• [YOUR OBJECTIVE]:
Return each line of the records holding the string "gäller".
-*-
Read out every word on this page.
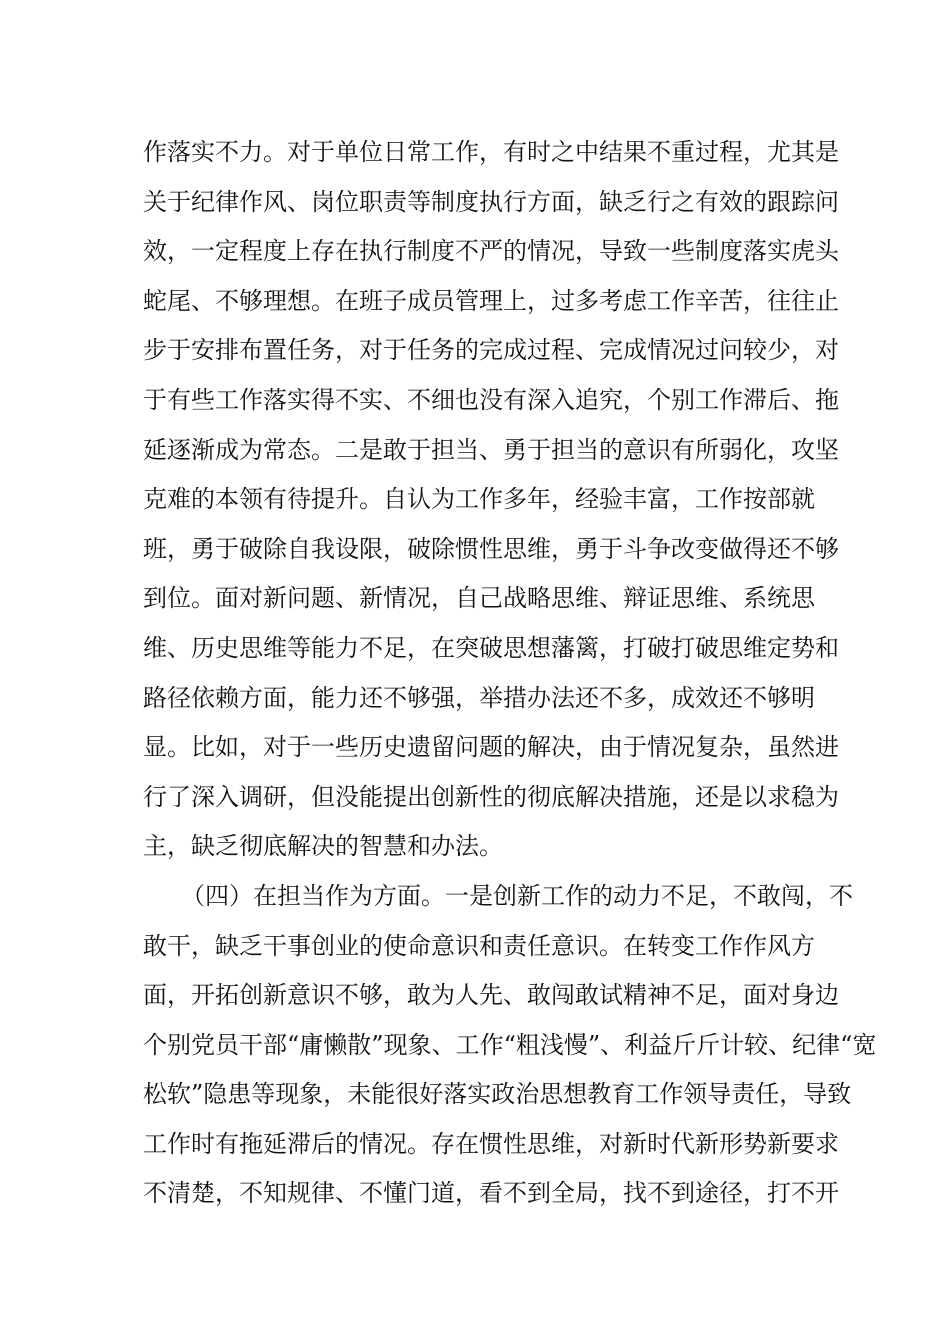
作 落 实 不 力 。 对 于 单 位 日 常 工 作 ， 有 时 之 中 结 果 不 重 过 程 ， 尤 其 是
关 于 纪 律 作 风 、 岗 位 职 责 等 制 度 执 行 方 面 ， 缺 乏 行 之 有 效 的 跟 踪 问
效 ， 一 定 程 度 上 存 在 执 行 制 度 不 严 的 情 况 ， 导 致 一 些 制 度 落 实 虎 头
蛇 尾 、 不 够 理 想 。 在 班 子 成 员 管 理 上 ， 过 多 考 虑 工 作 辛 苦 ， 往 往 止
步 于 安 排 布 置 任 务 ， 对 于 任 务 的 完 成 过 程 、 完 成 情 况 过 问 较 少 ， 对
于 有 些 工 作 落 实 得 不 实 、 不 细 也 没 有 深 入 追 究 ， 个 别 工 作 滞 后 、 拖
延 逐 渐 成 为 常 态 。 二 是 敢 于 担 当 、 勇 于 担 当 的 意 识 有 所 弱 化 ， 攻 坚
克 难 的 本 领 有 待 提 升 。 自 认 为 工 作 多 年 ， 经 验 丰 富 ， 工 作 按 部 就
班 ， 勇 于 破 除 自 我 设 限 ， 破 除 惯 性 思 维 ， 勇 于 斗 争 改 变 做 得 还 不 够
到 位 。 面 对 新 问 题 、 新 情 况 ， 自 己 战 略 思 维 、 辩 证 思 维 、 系 统 思
维 、 历 史 思 维 等 能 力 不 足 ， 在 突 破 思 想 藩 篱 ， 打 破 打 破 思 维 定 势 和
路 径 依 赖 方 面 ， 能 力 还 不 够 强 ， 举 措 办 法 还 不 多 ， 成 效 还 不 够 明
显 。 比 如 ， 对 于 一 些 历 史 遗 留 问 题 的 解 决 ， 由 于 情 况 复 杂 ， 虽 然 进
行 了 深 入 调 研 ， 但 没 能 提 出 创 新 性 的 彻 底 解 决 措 施 ， 还 是 以 求 稳 为
主，缺乏彻底解决的智慧和办法。
（ 四 ） 在 担 当 作 为 方 面 。 一 是 创 新 工 作 的 动 力 不 足 ， 不 敢 闯 ， 不
敢 干 ， 缺 乏 干 事 创 业 的 使 命 意 识 和 责 任 意 识 。 在 转 变 工 作 作 风 方
面 ， 开 拓 创 新 意 识 不 够 ， 敢 为 人 先 、 敢 闯 敢 试 精 神 不 足 ， 面 对 身 边
个 别 党 员 干 部 “ 庸 懒 散 ” 现 象 、 工 作 “ 粗 浅 慢 ” 、 利 益 斤 斤 计 较 、 纪 律 “ 宽
松 软 ” 隐 患 等 现 象 ， 未 能 很 好 落 实 政 治 思 想 教 育 工 作 领 导 责 任 ， 导 致
工 作 时 有 拖 延 滞 后 的 情 况 。 存 在 惯 性 思 维 ， 对 新 时 代 新 形 势 新 要 求
不 清 楚 ， 不 知 规 律 、 不 懂 门 道 ， 看 不 到 全 局 ， 找 不 到 途 径 ， 打 不 开
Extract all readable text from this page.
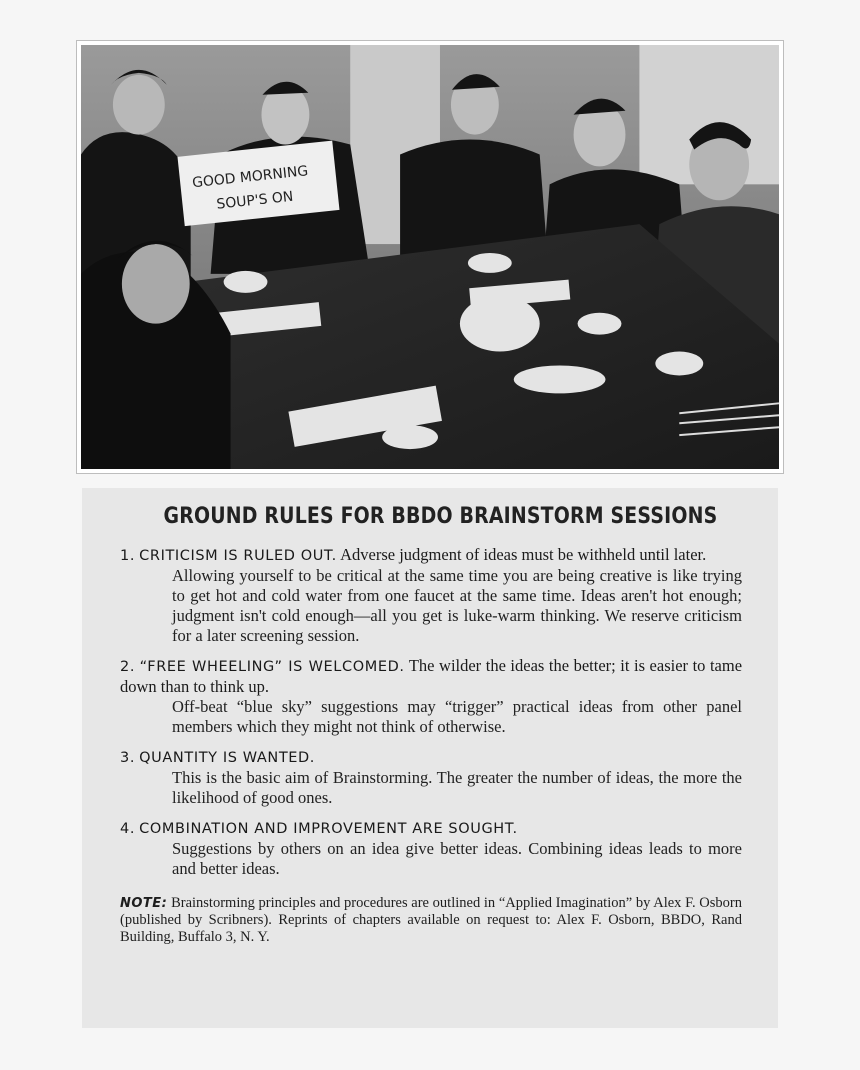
GOOD MORNING
SOUP'S ON
GROUND RULES FOR BBDO BRAINSTORM SESSIONS
1. CRITICISM IS RULED OUT. Adverse judgment of ideas must be withheld until later.
Allowing yourself to be critical at the same time you are being creative is like trying to get hot and cold water from one faucet at the same time. Ideas aren't hot enough; judgment isn't cold enough—all you get is luke-warm thinking. We reserve criticism for a later screening session.
2. “FREE WHEELING” IS WELCOMED. The wilder the ideas the better; it is easier to tame down than to think up.
Off-beat “blue sky” suggestions may “trigger” practical ideas from other panel members which they might not think of otherwise.
3. QUANTITY IS WANTED.
This is the basic aim of Brainstorming. The greater the number of ideas, the more the likelihood of good ones.
4. COMBINATION AND IMPROVEMENT ARE SOUGHT.
Suggestions by others on an idea give better ideas. Combining ideas leads to more and better ideas.
NOTE: Brainstorming principles and procedures are outlined in “Applied Imagination” by Alex F. Osborn (published by Scribners). Reprints of chapters available on request to: Alex F. Osborn, BBDO, Rand Building, Buffalo 3, N. Y.
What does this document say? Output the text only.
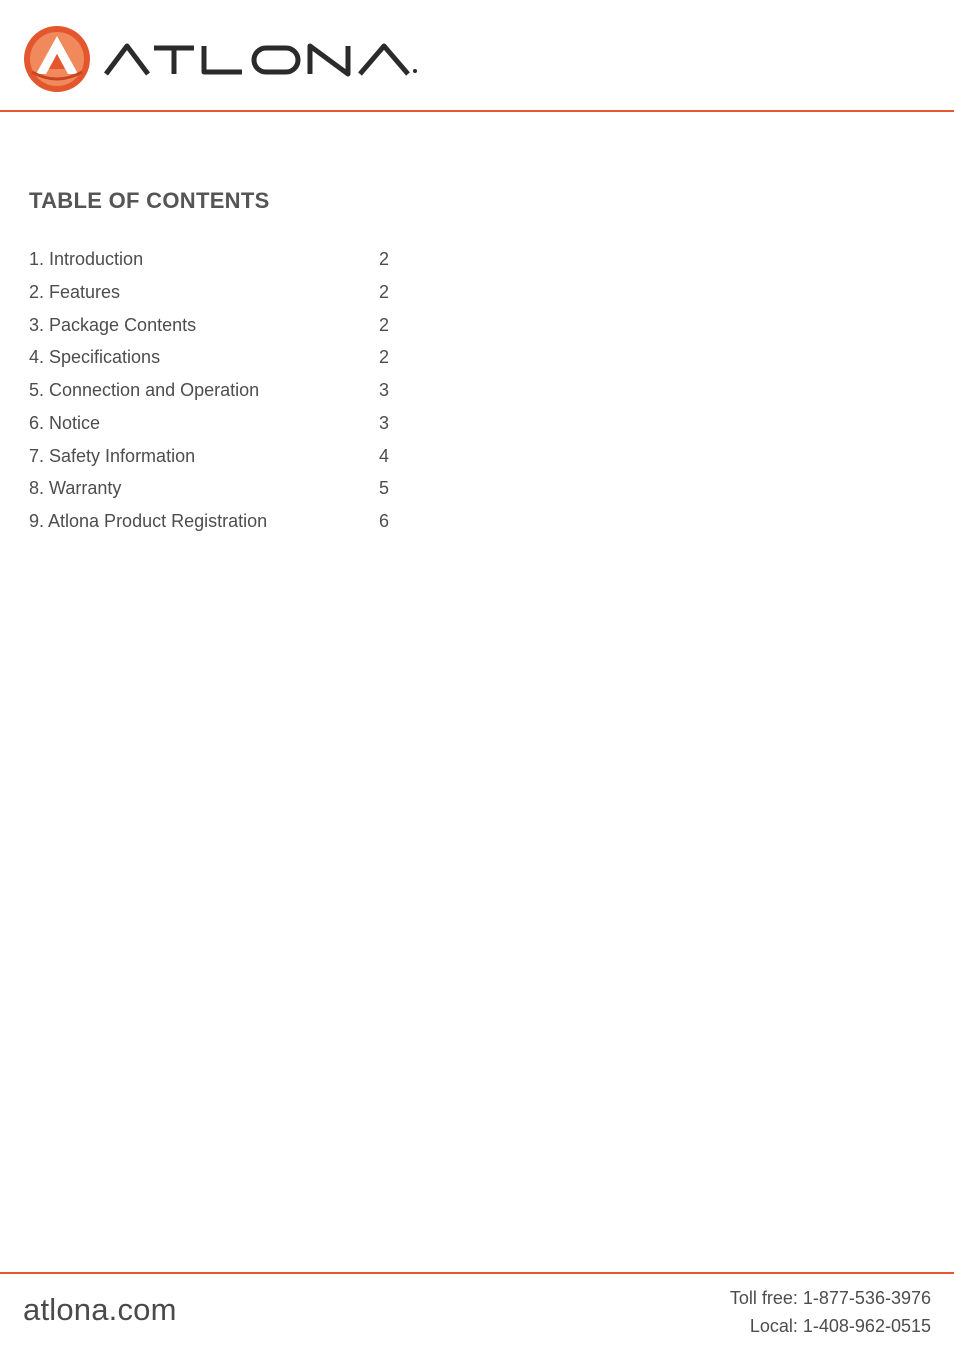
TABLE OF CONTENTS
1. Introduction	2
2. Features	2
3. Package Contents	2
4. Specifications	2
5. Connection and Operation	3
6. Notice	3
7. Safety Information	4
8. Warranty	5
9. Atlona Product Registration	6
atlona.com	Toll free: 1-877-536-3976
Local: 1-408-962-0515
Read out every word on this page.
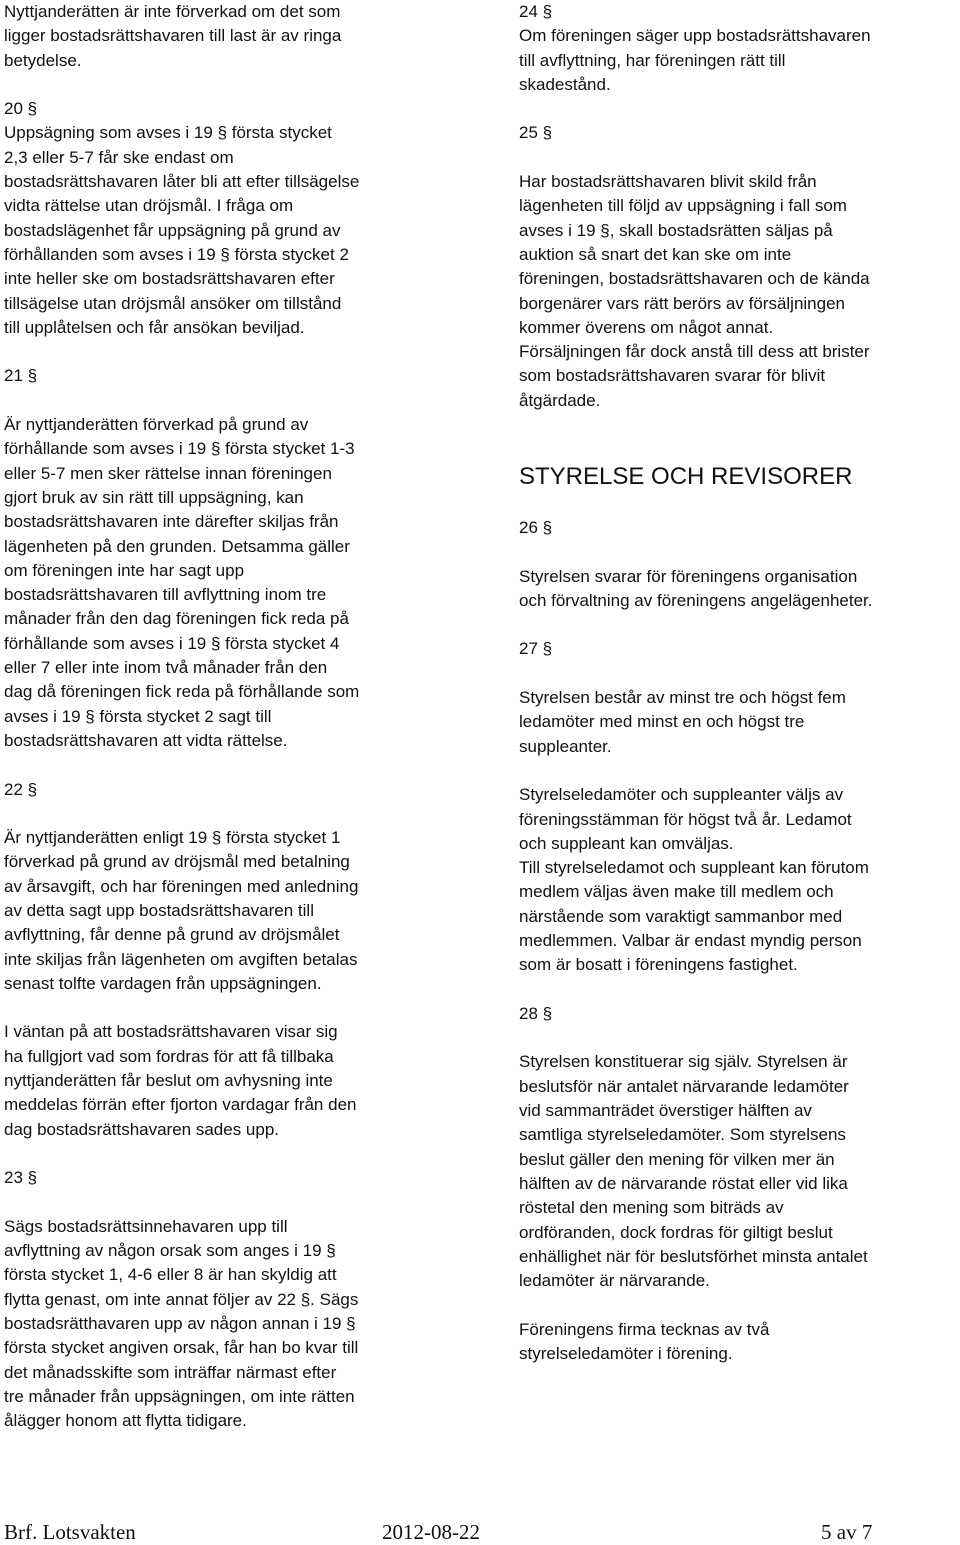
Nyttjanderätten är inte förverkad om det som

ligger bostadsrättshavaren till last är av ringa

betydelse.

20 §

Uppsägning som avses i 19 § första stycket

2,3 eller 5-7 får ske endast om

bostadsrättshavaren låter bli att efter tillsägelse

vidta rättelse utan dröjsmål. I fråga om

bostadslägenhet får uppsägning på grund av

förhållanden som avses i 19 § första stycket 2

inte heller ske om bostadsrättshavaren efter

tillsägelse utan dröjsmål ansöker om tillstånd

till upplåtelsen och får ansökan beviljad.

21 §

Är nyttjanderätten förverkad på grund av

förhållande som avses i 19 § första stycket 1-3

eller 5-7 men sker rättelse innan föreningen

gjort bruk av sin rätt till uppsägning, kan

bostadsrättshavaren inte därefter skiljas från

lägenheten på den grunden. Detsamma gäller

om föreningen inte har sagt upp

bostadsrättshavaren till avflyttning inom tre

månader från den dag föreningen fick reda på

förhållande som avses i 19 § första stycket 4

eller 7 eller inte inom två månader från den

dag då föreningen fick reda på förhållande som

avses i 19 § första stycket 2 sagt till

bostadsrättshavaren att vidta rättelse.

22 §

Är nyttjanderätten enligt 19 § första stycket 1

förverkad på grund av dröjsmål med betalning

av årsavgift, och har föreningen med anledning

av detta sagt upp bostadsrättshavaren till

avflyttning, får denne på grund av dröjsmålet

inte skiljas från lägenheten om avgiften betalas

senast tolfte vardagen från uppsägningen.

I väntan på att bostadsrättshavaren visar sig

ha fullgjort vad som fordras för att få tillbaka

nyttjanderätten får beslut om avhysning inte

meddelas förrän efter fjorton vardagar från den

dag bostadsrättshavaren sades upp.

23 §

Sägs bostadsrättsinnehavaren upp till

avflyttning av någon orsak som anges i 19 §

första stycket 1, 4-6 eller 8 är han skyldig att

flytta genast, om inte annat följer av 22 §. Sägs

bostadsrätthavaren upp av någon annan i 19 §

första stycket angiven orsak, får han bo kvar till

det månadsskifte som inträffar närmast efter

tre månader från uppsägningen, om inte rätten

ålägger honom att flytta tidigare.

24 §

Om föreningen säger upp bostadsrättshavaren

till avflyttning, har föreningen rätt till

skadestånd.

25 §

Har bostadsrättshavaren blivit skild från

lägenheten till följd av uppsägning i fall som

avses i 19 §, skall bostadsrätten säljas på

auktion så snart det kan ske om inte

föreningen, bostadsrättshavaren och de kända

borgenärer vars rätt berörs av försäljningen

kommer överens om något annat.

Försäljningen får dock anstå till dess att brister

som bostadsrättshavaren svarar för blivit

åtgärdade.

STYRELSE OCH REVISORER

26 §

Styrelsen svarar för föreningens organisation

och förvaltning av föreningens angelägenheter.

27 §

Styrelsen består av minst tre och högst fem

ledamöter med minst en och högst tre

suppleanter.

Styrelseledamöter och suppleanter väljs av

föreningsstämman för högst två år. Ledamot

och suppleant kan omväljas.

Till styrelseledamot och suppleant kan förutom

medlem väljas även make till medlem och

närstående som varaktigt sammanbor med

medlemmen. Valbar är endast myndig person

som är bosatt i föreningens fastighet.

28 §

Styrelsen konstituerar sig själv. Styrelsen är

beslutsför när antalet närvarande ledamöter

vid sammanträdet överstiger hälften av

samtliga styrelseledamöter. Som styrelsens

beslut gäller den mening för vilken mer än

hälften av de närvarande röstat eller vid lika

röstetal den mening som biträds av

ordföranden, dock fordras för giltigt beslut

enhällighet när för beslutsförhet minsta antalet

ledamöter är närvarande.

Föreningens firma tecknas av två

styrelseledamöter i förening.

Brf. Lotsvakten	2012-08-22	5 av 7
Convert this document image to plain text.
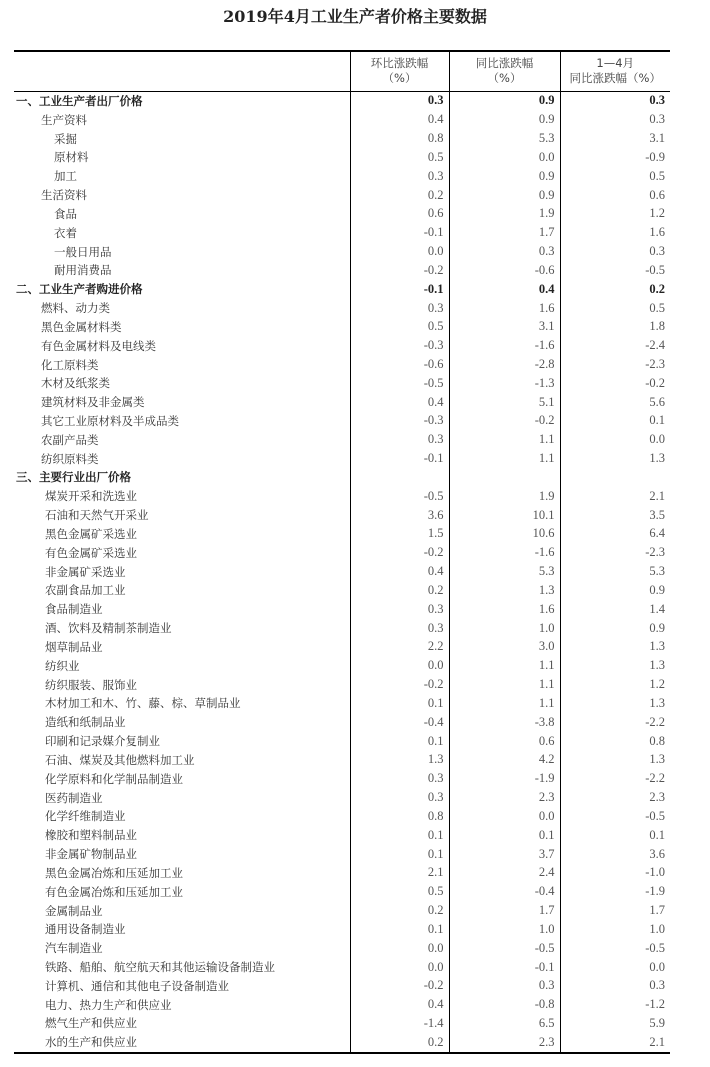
2019年4月工业生产者价格主要数据

环比涨跌幅
（%）

同比涨跌幅
（%）

1—4月
同比涨跌幅（%）

一、工业生产者出厂价格	0.3	0.9	0.3
生产资料	0.4	0.9	0.3
采掘	0.8	5.3	3.1
原材料	0.5	0.0	-0.9
加工	0.3	0.9	0.5
生活资料	0.2	0.9	0.6
食品	0.6	1.9	1.2
衣着	-0.1	1.7	1.6
一般日用品	0.0	0.3	0.3
耐用消费品	-0.2	-0.6	-0.5
二、工业生产者购进价格	-0.1	0.4	0.2
燃料、动力类	0.3	1.6	0.5
黑色金属材料类	0.5	3.1	1.8
有色金属材料及电线类	-0.3	-1.6	-2.4
化工原料类	-0.6	-2.8	-2.3
木材及纸浆类	-0.5	-1.3	-0.2
建筑材料及非金属类	0.4	5.1	5.6
其它工业原材料及半成品类	-0.3	-0.2	0.1
农副产品类	0.3	1.1	0.0
纺织原料类	-0.1	1.1	1.3
三、主要行业出厂价格			
煤炭开采和洗选业	-0.5	1.9	2.1
石油和天然气开采业	3.6	10.1	3.5
黑色金属矿采选业	1.5	10.6	6.4
有色金属矿采选业	-0.2	-1.6	-2.3
非金属矿采选业	0.4	5.3	5.3
农副食品加工业	0.2	1.3	0.9
食品制造业	0.3	1.6	1.4
酒、饮料及精制茶制造业	0.3	1.0	0.9
烟草制品业	2.2	3.0	1.3
纺织业	0.0	1.1	1.3
纺织服装、服饰业	-0.2	1.1	1.2
木材加工和木、竹、藤、棕、草制品业	0.1	1.1	1.3
造纸和纸制品业	-0.4	-3.8	-2.2
印刷和记录媒介复制业	0.1	0.6	0.8
石油、煤炭及其他燃料加工业	1.3	4.2	1.3
化学原料和化学制品制造业	0.3	-1.9	-2.2
医药制造业	0.3	2.3	2.3
化学纤维制造业	0.8	0.0	-0.5
橡胶和塑料制品业	0.1	0.1	0.1
非金属矿物制品业	0.1	3.7	3.6
黑色金属冶炼和压延加工业	2.1	2.4	-1.0
有色金属冶炼和压延加工业	0.5	-0.4	-1.9
金属制品业	0.2	1.7	1.7
通用设备制造业	0.1	1.0	1.0
汽车制造业	0.0	-0.5	-0.5
铁路、船舶、航空航天和其他运输设备制造业	0.0	-0.1	0.0
计算机、通信和其他电子设备制造业	-0.2	0.3	0.3
电力、热力生产和供应业	0.4	-0.8	-1.2
燃气生产和供应业	-1.4	6.5	5.9
水的生产和供应业	0.2	2.3	2.1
-*-
• [EXERCISE SOLUTION]:
lägenheten på den grunden. Detsamma gäller
beslut gäller den mening för vilken mer än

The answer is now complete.